__WHAT IS BEING ASKED__. Reproduce every line of the listing as written, apart from the pictures.

__SUPPLIED DATA__.
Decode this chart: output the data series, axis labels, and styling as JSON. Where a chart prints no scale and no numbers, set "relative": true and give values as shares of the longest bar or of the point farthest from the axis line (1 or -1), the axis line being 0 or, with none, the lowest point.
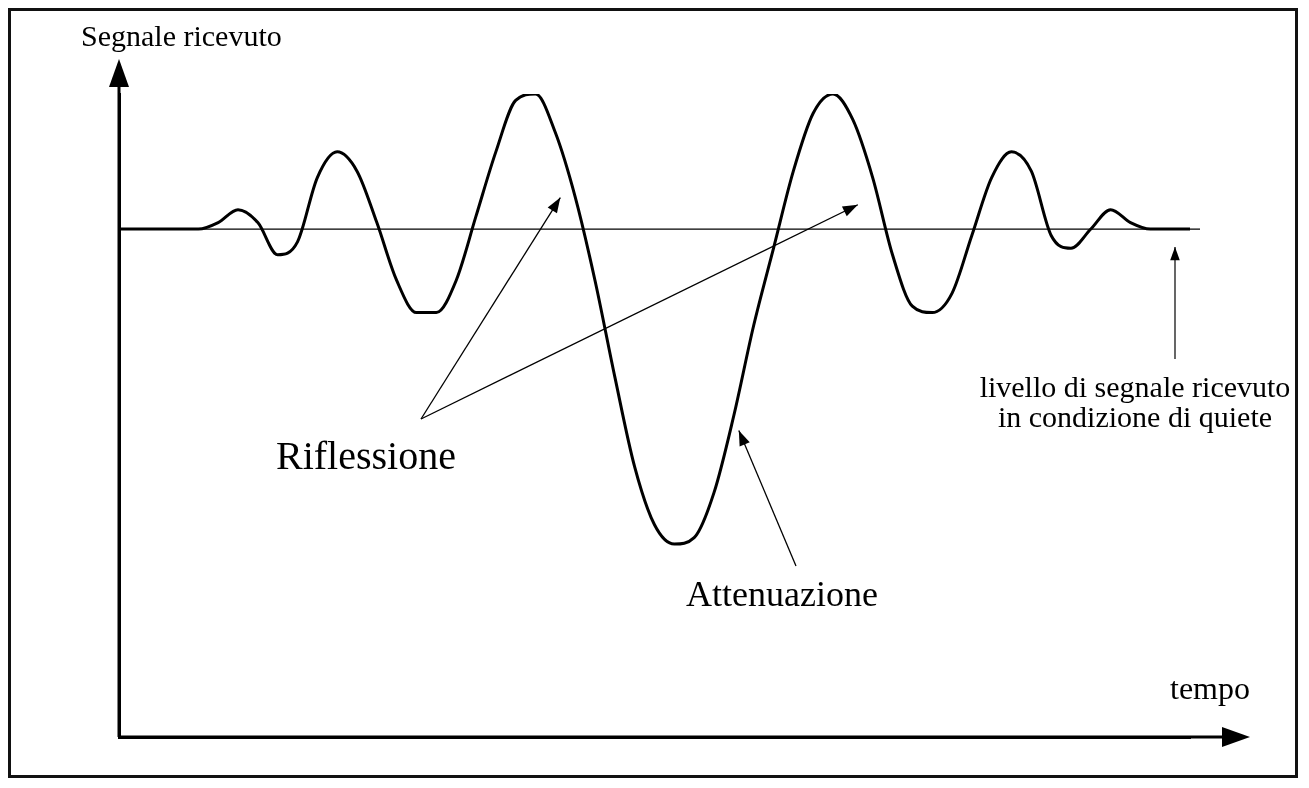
{
  "chart_data": {
    "type": "line",
    "relative": true,
    "ylabel": "Segnale ricevuto",
    "xlabel": "tempo",
    "categories": [
      null,
      null,
      null,
      null,
      null,
      null,
      null,
      null,
      null,
      null,
      null,
      null,
      null,
      null,
      null,
      null,
      null,
      null,
      null,
      null,
      null,
      null,
      null,
      null,
      null,
      null,
      null,
      null,
      null,
      null,
      null,
      null,
      null,
      null,
      null,
      null,
      null,
      null,
      null,
      null,
      null,
      null,
      null,
      null,
      null,
      null,
      null,
      null,
      null,
      null,
      null,
      null,
      null,
      null,
      null
    ],
    "series": [
      {
        "color": "#000000",
        "values": [
          0.79,
          0.79,
          0.79,
          0.79,
          0.79,
          0.8,
          0.82,
          0.8,
          0.75,
          0.77,
          0.87,
          0.91,
          0.88,
          0.8,
          0.71,
          0.66,
          0.66,
          0.71,
          0.81,
          0.91,
          0.99,
          1.0,
          0.94,
          0.84,
          0.71,
          0.56,
          0.42,
          0.33,
          0.3,
          0.31,
          0.38,
          0.5,
          0.64,
          0.76,
          0.88,
          0.97,
          1.0,
          0.96,
          0.87,
          0.75,
          0.67,
          0.66,
          0.69,
          0.78,
          0.87,
          0.91,
          0.88,
          0.78,
          0.76,
          0.79,
          0.82,
          0.8,
          0.79,
          0.79,
          0.79
        ]
      }
    ],
    "ref_lines": [
      {
        "axis": "y",
        "value": 0.79,
        "label": "livello di segnale ricevuto in condizione di quiete"
      }
    ],
    "annotations": [
      "Riflessione",
      "Attenuazione"
    ],
    "legend": false,
    "marker": "none",
    "line_style": "solid"
  }
}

__FULL SOLUTION__.
Decode this chart: output the data series, axis labels, and styling as JSON. Where a chart prints no scale and no numbers, set "relative": true and give values as shares of the longest bar or of the point farthest from the axis line (1 or -1), the axis line being 0 or, with none, the lowest point.
{
  "chart_data": {
    "type": "line",
    "relative": true,
    "ylabel": "Segnale ricevuto",
    "xlabel": "tempo",
    "categories": [
      null,
      null,
      null,
      null,
      null,
      null,
      null,
      null,
      null,
      null,
      null,
      null,
      null,
      null,
      null,
      null,
      null,
      null,
      null,
      null,
      null,
      null,
      null,
      null,
      null,
      null,
      null,
      null,
      null,
      null,
      null,
      null,
      null,
      null,
      null,
      null,
      null,
      null,
      null,
      null,
      null,
      null,
      null,
      null,
      null,
      null,
      null,
      null,
      null,
      null,
      null,
      null,
      null,
      null,
      null
    ],
    "series": [
      {
        "color": "#000000",
        "values": [
          0.79,
          0.79,
          0.79,
          0.79,
          0.79,
          0.8,
          0.82,
          0.8,
          0.75,
          0.77,
          0.87,
          0.91,
          0.88,
          0.8,
          0.71,
          0.66,
          0.66,
          0.71,
          0.81,
          0.91,
          0.99,
          1.0,
          0.94,
          0.84,
          0.71,
          0.56,
          0.42,
          0.33,
          0.3,
          0.31,
          0.38,
          0.5,
          0.64,
          0.76,
          0.88,
          0.97,
          1.0,
          0.96,
          0.87,
          0.75,
          0.67,
          0.66,
          0.69,
          0.78,
          0.87,
          0.91,
          0.88,
          0.78,
          0.76,
          0.79,
          0.82,
          0.8,
          0.79,
          0.79,
          0.79
        ]
      }
    ],
    "ref_lines": [
      {
        "axis": "y",
        "value": 0.79,
        "label": "livello di segnale ricevuto in condizione di quiete"
      }
    ],
    "annotations": [
      "Riflessione",
      "Attenuazione"
    ],
    "legend": false,
    "marker": "none",
    "line_style": "solid"
  }
}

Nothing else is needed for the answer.